▽
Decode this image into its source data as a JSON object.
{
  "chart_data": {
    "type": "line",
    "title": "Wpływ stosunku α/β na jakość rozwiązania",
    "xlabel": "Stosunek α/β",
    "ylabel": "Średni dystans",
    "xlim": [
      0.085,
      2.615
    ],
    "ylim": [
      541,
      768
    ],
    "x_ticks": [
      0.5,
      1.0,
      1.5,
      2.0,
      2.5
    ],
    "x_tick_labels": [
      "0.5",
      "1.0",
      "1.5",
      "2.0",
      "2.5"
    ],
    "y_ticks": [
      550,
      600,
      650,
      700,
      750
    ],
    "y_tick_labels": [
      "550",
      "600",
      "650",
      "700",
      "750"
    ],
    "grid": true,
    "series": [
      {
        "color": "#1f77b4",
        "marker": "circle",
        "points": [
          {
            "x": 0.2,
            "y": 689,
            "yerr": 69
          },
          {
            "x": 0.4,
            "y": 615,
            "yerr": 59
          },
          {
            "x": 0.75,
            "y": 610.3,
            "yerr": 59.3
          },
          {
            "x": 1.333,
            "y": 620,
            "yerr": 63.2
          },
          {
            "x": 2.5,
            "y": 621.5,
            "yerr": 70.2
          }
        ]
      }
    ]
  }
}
△
Look through the entries and return every line where "yerr" appears.

            "yerr": 69
            "yerr": 59
            "yerr": 59.3
            "yerr": 63.2
            "yerr": 70.2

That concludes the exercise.